_EXERCISE INSTRUCTIONS_:
Filter the entries, keeping every line with the word "following".

-- BEGIN RECORDS SUPPLIED --

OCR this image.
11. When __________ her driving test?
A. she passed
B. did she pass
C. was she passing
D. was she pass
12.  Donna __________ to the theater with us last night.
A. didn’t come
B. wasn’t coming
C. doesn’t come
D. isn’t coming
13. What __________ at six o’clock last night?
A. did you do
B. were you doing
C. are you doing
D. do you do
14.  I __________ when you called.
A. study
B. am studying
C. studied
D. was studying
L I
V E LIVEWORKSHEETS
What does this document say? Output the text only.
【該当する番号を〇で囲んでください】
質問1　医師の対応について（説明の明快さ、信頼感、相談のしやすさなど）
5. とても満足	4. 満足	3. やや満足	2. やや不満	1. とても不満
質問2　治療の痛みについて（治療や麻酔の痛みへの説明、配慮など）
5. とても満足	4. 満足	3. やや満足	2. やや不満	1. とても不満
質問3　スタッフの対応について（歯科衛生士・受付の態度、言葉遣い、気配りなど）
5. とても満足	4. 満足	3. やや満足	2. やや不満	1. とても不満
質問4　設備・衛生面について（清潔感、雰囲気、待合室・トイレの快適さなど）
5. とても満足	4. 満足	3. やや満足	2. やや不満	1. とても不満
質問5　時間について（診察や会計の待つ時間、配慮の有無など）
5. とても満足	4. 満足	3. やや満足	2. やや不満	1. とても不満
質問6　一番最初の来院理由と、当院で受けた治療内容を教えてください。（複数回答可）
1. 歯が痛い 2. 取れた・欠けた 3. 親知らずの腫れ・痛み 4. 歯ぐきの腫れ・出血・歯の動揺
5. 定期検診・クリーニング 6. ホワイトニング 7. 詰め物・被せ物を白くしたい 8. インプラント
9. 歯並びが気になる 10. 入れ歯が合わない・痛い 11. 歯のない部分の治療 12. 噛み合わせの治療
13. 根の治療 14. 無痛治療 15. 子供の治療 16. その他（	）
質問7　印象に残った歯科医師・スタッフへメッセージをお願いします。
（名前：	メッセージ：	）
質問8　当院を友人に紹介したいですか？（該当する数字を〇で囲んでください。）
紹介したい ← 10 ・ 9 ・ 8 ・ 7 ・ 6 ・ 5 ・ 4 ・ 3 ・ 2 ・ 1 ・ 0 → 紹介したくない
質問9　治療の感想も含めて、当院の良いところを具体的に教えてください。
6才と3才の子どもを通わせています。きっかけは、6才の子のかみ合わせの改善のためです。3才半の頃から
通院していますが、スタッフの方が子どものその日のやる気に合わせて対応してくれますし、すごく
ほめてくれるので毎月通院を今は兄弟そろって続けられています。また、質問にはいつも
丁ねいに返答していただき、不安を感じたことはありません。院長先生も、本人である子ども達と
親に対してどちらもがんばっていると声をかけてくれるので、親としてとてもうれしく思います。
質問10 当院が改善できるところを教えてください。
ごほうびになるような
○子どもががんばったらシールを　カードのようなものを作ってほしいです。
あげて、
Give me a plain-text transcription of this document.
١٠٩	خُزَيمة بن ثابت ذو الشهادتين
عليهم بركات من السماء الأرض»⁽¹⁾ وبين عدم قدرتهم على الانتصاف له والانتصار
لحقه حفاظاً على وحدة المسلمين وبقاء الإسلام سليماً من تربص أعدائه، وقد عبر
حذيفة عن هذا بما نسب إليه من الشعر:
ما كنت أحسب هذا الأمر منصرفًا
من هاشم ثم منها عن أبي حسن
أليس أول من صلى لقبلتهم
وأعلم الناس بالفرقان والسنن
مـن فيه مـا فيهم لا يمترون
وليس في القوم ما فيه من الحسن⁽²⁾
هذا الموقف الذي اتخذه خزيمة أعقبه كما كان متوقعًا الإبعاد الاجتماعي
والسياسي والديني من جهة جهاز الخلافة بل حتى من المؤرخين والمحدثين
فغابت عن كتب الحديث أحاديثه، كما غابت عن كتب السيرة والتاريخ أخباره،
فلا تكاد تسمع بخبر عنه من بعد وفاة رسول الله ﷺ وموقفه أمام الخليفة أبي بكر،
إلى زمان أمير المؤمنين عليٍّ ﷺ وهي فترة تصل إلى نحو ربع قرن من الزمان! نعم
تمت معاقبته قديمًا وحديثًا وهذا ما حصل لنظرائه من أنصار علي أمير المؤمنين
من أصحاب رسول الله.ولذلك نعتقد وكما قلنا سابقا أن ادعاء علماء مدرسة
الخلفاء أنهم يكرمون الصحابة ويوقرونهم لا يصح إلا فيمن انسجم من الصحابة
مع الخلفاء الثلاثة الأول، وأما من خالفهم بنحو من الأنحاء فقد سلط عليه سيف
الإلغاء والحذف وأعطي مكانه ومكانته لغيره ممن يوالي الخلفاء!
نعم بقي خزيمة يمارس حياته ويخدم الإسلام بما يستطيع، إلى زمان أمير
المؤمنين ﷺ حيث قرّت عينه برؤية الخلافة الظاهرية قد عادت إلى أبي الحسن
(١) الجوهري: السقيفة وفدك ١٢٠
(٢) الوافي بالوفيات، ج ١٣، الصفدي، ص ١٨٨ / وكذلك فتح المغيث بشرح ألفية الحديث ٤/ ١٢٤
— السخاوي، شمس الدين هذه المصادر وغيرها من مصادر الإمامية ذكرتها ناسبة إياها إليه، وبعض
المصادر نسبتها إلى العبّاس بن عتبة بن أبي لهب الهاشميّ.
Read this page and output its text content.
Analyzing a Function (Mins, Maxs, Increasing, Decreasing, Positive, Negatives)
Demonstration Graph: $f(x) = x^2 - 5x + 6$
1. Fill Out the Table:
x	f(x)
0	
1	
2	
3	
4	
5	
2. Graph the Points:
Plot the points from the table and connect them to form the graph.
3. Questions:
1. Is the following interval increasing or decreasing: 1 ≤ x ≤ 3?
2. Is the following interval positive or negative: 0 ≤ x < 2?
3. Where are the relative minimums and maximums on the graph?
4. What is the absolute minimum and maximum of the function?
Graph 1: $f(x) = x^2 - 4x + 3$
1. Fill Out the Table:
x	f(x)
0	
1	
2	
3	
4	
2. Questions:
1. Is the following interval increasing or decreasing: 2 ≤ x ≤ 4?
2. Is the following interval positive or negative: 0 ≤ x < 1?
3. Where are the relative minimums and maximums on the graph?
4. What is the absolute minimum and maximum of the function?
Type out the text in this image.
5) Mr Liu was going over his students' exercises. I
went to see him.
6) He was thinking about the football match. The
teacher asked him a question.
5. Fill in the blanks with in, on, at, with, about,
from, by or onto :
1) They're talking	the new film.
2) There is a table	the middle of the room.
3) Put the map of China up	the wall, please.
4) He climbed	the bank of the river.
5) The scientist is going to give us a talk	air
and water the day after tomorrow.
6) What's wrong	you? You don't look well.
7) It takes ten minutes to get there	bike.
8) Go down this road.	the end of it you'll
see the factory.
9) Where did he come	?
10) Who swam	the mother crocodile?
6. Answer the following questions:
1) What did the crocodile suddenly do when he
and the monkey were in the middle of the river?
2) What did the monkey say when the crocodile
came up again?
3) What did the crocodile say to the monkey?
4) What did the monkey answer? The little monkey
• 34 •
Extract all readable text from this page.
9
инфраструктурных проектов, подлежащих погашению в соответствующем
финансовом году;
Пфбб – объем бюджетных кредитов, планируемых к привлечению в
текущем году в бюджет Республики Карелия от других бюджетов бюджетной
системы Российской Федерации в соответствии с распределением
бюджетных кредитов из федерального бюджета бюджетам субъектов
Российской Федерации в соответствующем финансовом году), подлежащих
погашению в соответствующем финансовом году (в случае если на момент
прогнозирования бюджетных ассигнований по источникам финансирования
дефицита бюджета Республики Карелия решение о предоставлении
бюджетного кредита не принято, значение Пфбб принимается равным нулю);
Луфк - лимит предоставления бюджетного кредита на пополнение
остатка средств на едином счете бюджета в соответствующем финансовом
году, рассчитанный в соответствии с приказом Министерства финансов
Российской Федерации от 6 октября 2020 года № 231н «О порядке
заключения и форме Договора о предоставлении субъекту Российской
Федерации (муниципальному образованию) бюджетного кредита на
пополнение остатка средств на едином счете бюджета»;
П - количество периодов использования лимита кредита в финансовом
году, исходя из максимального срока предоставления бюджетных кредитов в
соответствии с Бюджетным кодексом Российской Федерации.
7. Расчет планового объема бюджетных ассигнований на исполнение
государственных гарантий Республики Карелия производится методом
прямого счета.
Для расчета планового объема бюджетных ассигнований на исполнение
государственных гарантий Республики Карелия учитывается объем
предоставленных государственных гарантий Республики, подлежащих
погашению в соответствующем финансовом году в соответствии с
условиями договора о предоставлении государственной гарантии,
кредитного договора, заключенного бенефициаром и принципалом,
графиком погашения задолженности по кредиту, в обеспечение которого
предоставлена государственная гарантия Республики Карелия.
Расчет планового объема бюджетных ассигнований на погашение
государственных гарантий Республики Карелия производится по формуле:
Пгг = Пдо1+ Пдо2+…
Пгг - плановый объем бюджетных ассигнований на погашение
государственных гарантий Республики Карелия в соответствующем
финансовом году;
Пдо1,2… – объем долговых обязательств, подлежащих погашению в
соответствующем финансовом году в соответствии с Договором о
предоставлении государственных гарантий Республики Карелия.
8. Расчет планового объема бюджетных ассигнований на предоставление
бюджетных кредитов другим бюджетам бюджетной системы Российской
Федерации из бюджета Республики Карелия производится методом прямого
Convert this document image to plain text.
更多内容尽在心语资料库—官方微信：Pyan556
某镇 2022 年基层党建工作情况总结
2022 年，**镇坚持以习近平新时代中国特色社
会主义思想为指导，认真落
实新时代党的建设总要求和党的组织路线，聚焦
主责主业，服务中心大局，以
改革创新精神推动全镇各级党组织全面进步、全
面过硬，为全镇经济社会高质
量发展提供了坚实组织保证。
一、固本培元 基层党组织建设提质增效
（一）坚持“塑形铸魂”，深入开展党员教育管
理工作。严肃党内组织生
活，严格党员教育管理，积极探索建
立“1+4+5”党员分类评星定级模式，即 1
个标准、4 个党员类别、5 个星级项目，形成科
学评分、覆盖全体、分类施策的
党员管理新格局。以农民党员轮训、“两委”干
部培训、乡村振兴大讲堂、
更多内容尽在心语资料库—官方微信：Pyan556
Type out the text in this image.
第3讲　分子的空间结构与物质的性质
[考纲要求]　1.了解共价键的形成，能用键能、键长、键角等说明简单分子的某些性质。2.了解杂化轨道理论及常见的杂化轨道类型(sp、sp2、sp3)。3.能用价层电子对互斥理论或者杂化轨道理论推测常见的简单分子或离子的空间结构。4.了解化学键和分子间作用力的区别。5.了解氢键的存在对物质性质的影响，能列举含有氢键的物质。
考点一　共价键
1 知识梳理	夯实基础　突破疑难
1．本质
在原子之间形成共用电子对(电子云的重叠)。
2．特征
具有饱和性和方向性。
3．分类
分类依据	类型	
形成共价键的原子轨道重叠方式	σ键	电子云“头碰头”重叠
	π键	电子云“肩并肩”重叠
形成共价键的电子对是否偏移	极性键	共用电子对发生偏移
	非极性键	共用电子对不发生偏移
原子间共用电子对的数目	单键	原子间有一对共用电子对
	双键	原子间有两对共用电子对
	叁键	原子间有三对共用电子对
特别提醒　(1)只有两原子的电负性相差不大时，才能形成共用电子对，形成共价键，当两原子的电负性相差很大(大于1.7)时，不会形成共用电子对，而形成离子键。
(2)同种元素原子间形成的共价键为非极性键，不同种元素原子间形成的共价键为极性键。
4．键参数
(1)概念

-- END RECORDS SUPPLIED --

_FINAL RESULT_:
1. Is the following interval increasing or decreasing: 1 ≤ x ≤ 3?
2. Is the following interval positive or negative: 0 ≤ x < 2?
1. Is the following interval increasing or decreasing: 2 ≤ x ≤ 4?
2. Is the following interval positive or negative: 0 ≤ x < 1?
6. Answer the following questions:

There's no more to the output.